■ Stated goal ■
Reproduce each line that includes the word "วยให".

■ Supplied information ■
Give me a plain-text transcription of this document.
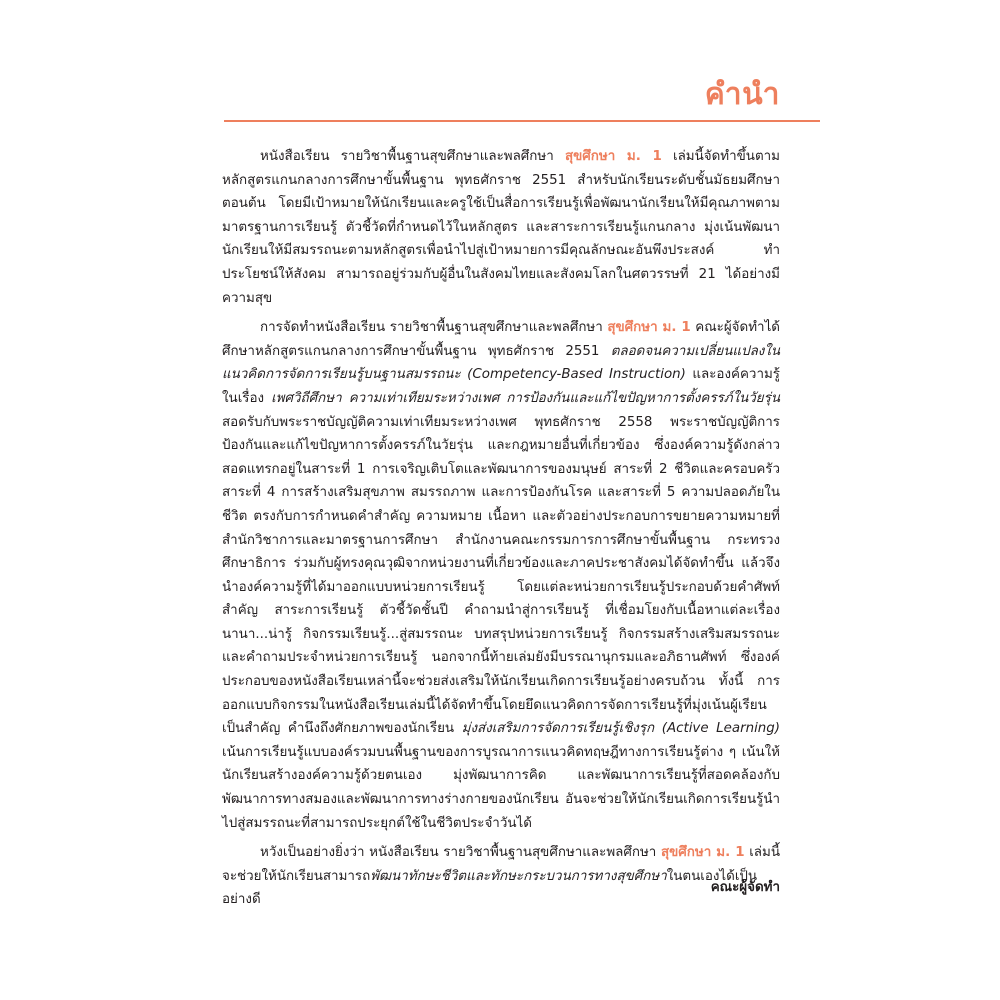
คำนำ

หนังสือเรียน รายวิชาพื้นฐานสุขศึกษาและพลศึกษา สุขศึกษา ม. 1 เล่มนี้จัดทำขึ้นตามหลักสูตรแกนกลางการศึกษาขั้นพื้นฐาน พุทธศักราช 2551 สำหรับนักเรียนระดับชั้นมัธยมศึกษาตอนต้น โดยมีเป้าหมายให้นักเรียนและครูใช้เป็นสื่อการเรียนรู้เพื่อพัฒนานักเรียนให้มีคุณภาพตามมาตรฐานการเรียนรู้ ตัวชี้วัดที่กำหนดไว้ในหลักสูตร และสาระการเรียนรู้แกนกลาง มุ่งเน้นพัฒนานักเรียนให้มีสมรรถนะตามหลักสูตรเพื่อนำไปสู่เป้าหมายการมีคุณลักษณะอันพึงประสงค์ ทำประโยชน์ให้สังคม สามารถอยู่ร่วมกับผู้อื่นในสังคมไทยและสังคมโลกในศตวรรษที่ 21 ได้อย่างมีความสุข

การจัดทำหนังสือเรียน รายวิชาพื้นฐานสุขศึกษาและพลศึกษา สุขศึกษา ม. 1 คณะผู้จัดทำได้ศึกษาหลักสูตรแกนกลางการศึกษาขั้นพื้นฐาน พุทธศักราช 2551 ตลอดจนความเปลี่ยนแปลงในแนวคิดการจัดการเรียนรู้บนฐานสมรรถนะ (Competency-Based Instruction) และองค์ความรู้ในเรื่อง เพศวิถีศึกษา ความเท่าเทียมระหว่างเพศ การป้องกันและแก้ไขปัญหาการตั้งครรภ์ในวัยรุ่น สอดรับกับพระราชบัญญัติความเท่าเทียมระหว่างเพศ พุทธศักราช 2558 พระราชบัญญัติการป้องกันและแก้ไขปัญหาการตั้งครรภ์ในวัยรุ่น และกฎหมายอื่นที่เกี่ยวข้อง ซึ่งองค์ความรู้ดังกล่าวสอดแทรกอยู่ในสาระที่ 1 การเจริญเติบโตและพัฒนาการของมนุษย์ สาระที่ 2 ชีวิตและครอบครัว สาระที่ 4 การสร้างเสริมสุขภาพ สมรรถภาพ และการป้องกันโรค และสาระที่ 5 ความปลอดภัยในชีวิต ตรงกับการกำหนดคำสำคัญ ความหมาย เนื้อหา และตัวอย่างประกอบการขยายความหมายที่สำนักวิชาการและมาตรฐานการศึกษา สำนักงานคณะกรรมการการศึกษาขั้นพื้นฐาน กระทรวงศึกษาธิการ ร่วมกับผู้ทรงคุณวุฒิจากหน่วยงานที่เกี่ยวข้องและภาคประชาสังคมได้จัดทำขึ้น แล้วจึงนำองค์ความรู้ที่ได้มาออกแบบหน่วยการเรียนรู้ โดยแต่ละหน่วยการเรียนรู้ประกอบด้วยคำศัพท์สำคัญ สาระการเรียนรู้ ตัวชี้วัดชั้นปี คำถามนำสู่การเรียนรู้ ที่เชื่อมโยงกับเนื้อหาแต่ละเรื่อง นานา...น่ารู้ กิจกรรมเรียนรู้...สู่สมรรถนะ บทสรุปหน่วยการเรียนรู้ กิจกรรมสร้างเสริมสมรรถนะ และคำถามประจำหน่วยการเรียนรู้ นอกจากนี้ท้ายเล่มยังมีบรรณานุกรมและอภิธานศัพท์ ซึ่งองค์ประกอบของหนังสือเรียนเหล่านี้จะช่วยส่งเสริมให้นักเรียนเกิดการเรียนรู้อย่างครบถ้วน ทั้งนี้ การออกแบบกิจกรรมในหนังสือเรียนเล่มนี้ได้จัดทำขึ้นโดยยึดแนวคิดการจัดการเรียนรู้ที่มุ่งเน้นผู้เรียนเป็นสำคัญ คำนึงถึงศักยภาพของนักเรียน มุ่งส่งเสริมการจัดการเรียนรู้เชิงรุก (Active Learning) เน้นการเรียนรู้แบบองค์รวมบนพื้นฐานของการบูรณาการแนวคิดทฤษฎีทางการเรียนรู้ต่าง ๆ เน้นให้นักเรียนสร้างองค์ความรู้ด้วยตนเอง มุ่งพัฒนาการคิด และพัฒนาการเรียนรู้ที่สอดคล้องกับพัฒนาการทางสมองและพัฒนาการทางร่างกายของนักเรียน อันจะช่วยให้นักเรียนเกิดการเรียนรู้นำไปสู่สมรรถนะที่สามารถประยุกต์ใช้ในชีวิตประจำวันได้

หวังเป็นอย่างยิ่งว่า หนังสือเรียน รายวิชาพื้นฐานสุขศึกษาและพลศึกษา สุขศึกษา ม. 1 เล่มนี้จะช่วยให้นักเรียนสามารถพัฒนาทักษะชีวิตและทักษะกระบวนการทางสุขศึกษาในตนเองได้เป็นอย่างดี

คณะผู้จัดทำ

■ The answer ■
การจัดทำหนังสือเรียน รายวิชาพื้นฐานสุขศึกษาและพลศึกษา สุขศึกษา ม. 1 คณะผู้จัดทำได้ศึกษาหลักสูตรแกนกลางการศึกษาขั้นพื้นฐาน พุทธศักราช 2551 ตลอดจนความเปลี่ยนแปลงในแนวคิดการจัดการเรียนรู้บนฐานสมรรถนะ (Competency-Based Instruction) และองค์ความรู้ในเรื่อง เพศวิถีศึกษา ความเท่าเทียมระหว่างเพศ การป้องกันและแก้ไขปัญหาการตั้งครรภ์ในวัยรุ่น สอดรับกับพระราชบัญญัติความเท่าเทียมระหว่างเพศ พุทธศักราช 2558 พระราชบัญญัติการป้องกันและแก้ไขปัญหาการตั้งครรภ์ในวัยรุ่น และกฎหมายอื่นที่เกี่ยวข้อง ซึ่งองค์ความรู้ดังกล่าวสอดแทรกอยู่ในสาระที่ 1 การเจริญเติบโตและพัฒนาการของมนุษย์ สาระที่ 2 ชีวิตและครอบครัว สาระที่ 4 การสร้างเสริมสุขภาพ สมรรถภาพ และการป้องกันโรค และสาระที่ 5 ความปลอดภัยในชีวิต ตรงกับการกำหนดคำสำคัญ ความหมาย เนื้อหา และตัวอย่างประกอบการขยายความหมายที่สำนักวิชาการและมาตรฐานการศึกษา สำนักงานคณะกรรมการการศึกษาขั้นพื้นฐาน กระทรวงศึกษาธิการ ร่วมกับผู้ทรงคุณวุฒิจากหน่วยงานที่เกี่ยวข้องและภาคประชาสังคมได้จัดทำขึ้น แล้วจึงนำองค์ความรู้ที่ได้มาออกแบบหน่วยการเรียนรู้ โดยแต่ละหน่วยการเรียนรู้ประกอบด้วยคำศัพท์สำคัญ สาระการเรียนรู้ ตัวชี้วัดชั้นปี คำถามนำสู่การเรียนรู้ ที่เชื่อมโยงกับเนื้อหาแต่ละเรื่อง นานา...น่ารู้ กิจกรรมเรียนรู้...สู่สมรรถนะ บทสรุปหน่วยการเรียนรู้ กิจกรรมสร้างเสริมสมรรถนะ และคำถามประจำหน่วยการเรียนรู้ นอกจากนี้ท้ายเล่มยังมีบรรณานุกรมและอภิธานศัพท์ ซึ่งองค์ประกอบของหนังสือเรียนเหล่านี้จะช่วยส่งเสริมให้นักเรียนเกิดการเรียนรู้อย่างครบถ้วน ทั้งนี้ การออกแบบกิจกรรมในหนังสือเรียนเล่มนี้ได้จัดทำขึ้นโดยยึดแนวคิดการจัดการเรียนรู้ที่มุ่งเน้นผู้เรียนเป็นสำคัญ คำนึงถึงศักยภาพของนักเรียน มุ่งส่งเสริมการจัดการเรียนรู้เชิงรุก (Active Learning) เน้นการเรียนรู้แบบองค์รวมบนพื้นฐานของการบูรณาการแนวคิดทฤษฎีทางการเรียนรู้ต่าง ๆ เน้นให้นักเรียนสร้างองค์ความรู้ด้วยตนเอง มุ่งพัฒนาการคิด และพัฒนาการเรียนรู้ที่สอดคล้องกับพัฒนาการทางสมองและพัฒนาการทางร่างกายของนักเรียน อันจะช่วยให้นักเรียนเกิดการเรียนรู้นำไปสู่สมรรถนะที่สามารถประยุกต์ใช้ในชีวิตประจำวันได้
หวังเป็นอย่างยิ่งว่า หนังสือเรียน รายวิชาพื้นฐานสุขศึกษาและพลศึกษา สุขศึกษา ม. 1 เล่มนี้จะช่วยให้นักเรียนสามารถพัฒนาทักษะชีวิตและทักษะกระบวนการทางสุขศึกษาในตนเองได้เป็นอย่างดี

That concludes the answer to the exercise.